**Exercise instructions**:
Would you quote every entry exactly, dropping only the pictures?

**Records**:
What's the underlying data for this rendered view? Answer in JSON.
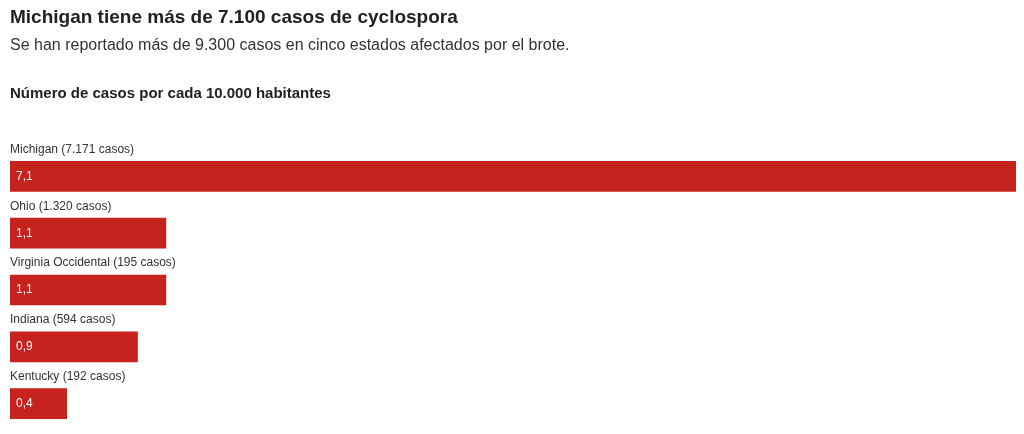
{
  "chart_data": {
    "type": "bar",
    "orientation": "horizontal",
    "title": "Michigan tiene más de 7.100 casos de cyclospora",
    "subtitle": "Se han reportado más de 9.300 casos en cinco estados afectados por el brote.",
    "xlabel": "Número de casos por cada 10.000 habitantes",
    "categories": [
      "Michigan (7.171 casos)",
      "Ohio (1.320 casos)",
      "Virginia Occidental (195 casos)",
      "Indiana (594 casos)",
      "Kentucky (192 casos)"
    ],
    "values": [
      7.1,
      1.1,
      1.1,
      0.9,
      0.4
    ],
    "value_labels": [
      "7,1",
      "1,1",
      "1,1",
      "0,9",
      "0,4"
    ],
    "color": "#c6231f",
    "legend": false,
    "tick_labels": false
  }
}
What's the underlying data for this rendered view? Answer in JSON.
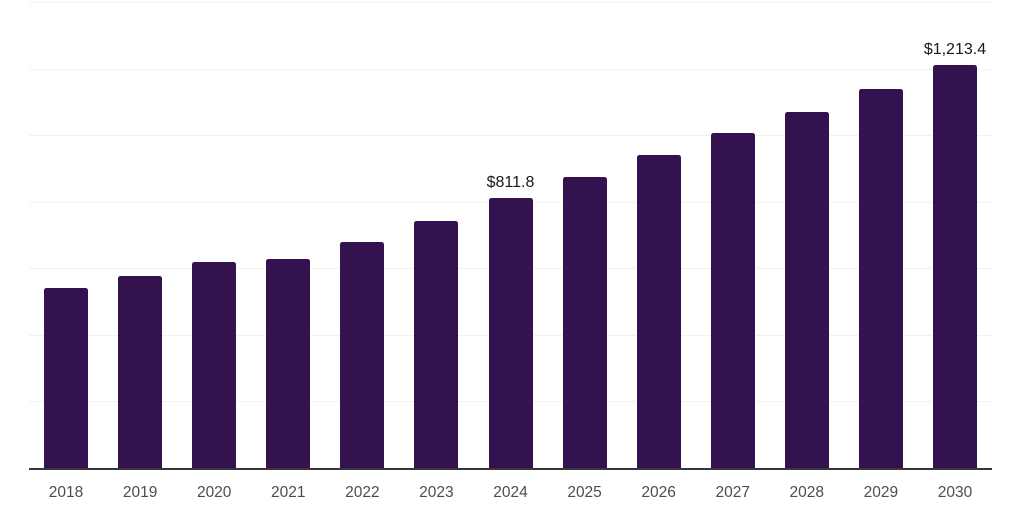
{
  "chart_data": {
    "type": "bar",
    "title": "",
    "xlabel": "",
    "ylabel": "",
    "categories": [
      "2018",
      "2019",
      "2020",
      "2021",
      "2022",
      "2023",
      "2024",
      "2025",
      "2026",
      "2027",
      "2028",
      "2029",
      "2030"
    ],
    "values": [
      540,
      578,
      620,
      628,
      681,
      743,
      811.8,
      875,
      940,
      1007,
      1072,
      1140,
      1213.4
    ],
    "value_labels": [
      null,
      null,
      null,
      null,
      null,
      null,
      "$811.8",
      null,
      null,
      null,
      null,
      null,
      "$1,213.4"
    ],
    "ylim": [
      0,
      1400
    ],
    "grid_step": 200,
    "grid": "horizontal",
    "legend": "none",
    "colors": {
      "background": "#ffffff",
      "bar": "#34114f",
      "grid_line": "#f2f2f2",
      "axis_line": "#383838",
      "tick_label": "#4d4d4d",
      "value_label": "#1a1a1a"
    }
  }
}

**Reply to the task**:
What's the underlying data for this rendered view? Answer in JSON.
{
  "chart_data": {
    "type": "bar",
    "orientation": "horizontal",
    "title": "Michigan tiene más de 7.100 casos de cyclospora",
    "subtitle": "Se han reportado más de 9.300 casos en cinco estados afectados por el brote.",
    "xlabel": "Número de casos por cada 10.000 habitantes",
    "categories": [
      "Michigan (7.171 casos)",
      "Ohio (1.320 casos)",
      "Virginia Occidental (195 casos)",
      "Indiana (594 casos)",
      "Kentucky (192 casos)"
    ],
    "values": [
      7.1,
      1.1,
      1.1,
      0.9,
      0.4
    ],
    "value_labels": [
      "7,1",
      "1,1",
      "1,1",
      "0,9",
      "0,4"
    ],
    "color": "#c6231f",
    "legend": false,
    "tick_labels": false
  }
}
What's the underlying data for this rendered view? Answer in JSON.
{
  "chart_data": {
    "type": "bar",
    "title": "",
    "xlabel": "",
    "ylabel": "",
    "categories": [
      "2018",
      "2019",
      "2020",
      "2021",
      "2022",
      "2023",
      "2024",
      "2025",
      "2026",
      "2027",
      "2028",
      "2029",
      "2030"
    ],
    "values": [
      540,
      578,
      620,
      628,
      681,
      743,
      811.8,
      875,
      940,
      1007,
      1072,
      1140,
      1213.4
    ],
    "value_labels": [
      null,
      null,
      null,
      null,
      null,
      null,
      "$811.8",
      null,
      null,
      null,
      null,
      null,
      "$1,213.4"
    ],
    "ylim": [
      0,
      1400
    ],
    "grid_step": 200,
    "grid": "horizontal",
    "legend": "none",
    "colors": {
      "background": "#ffffff",
      "bar": "#34114f",
      "grid_line": "#f2f2f2",
      "axis_line": "#383838",
      "tick_label": "#4d4d4d",
      "value_label": "#1a1a1a"
    }
  }
}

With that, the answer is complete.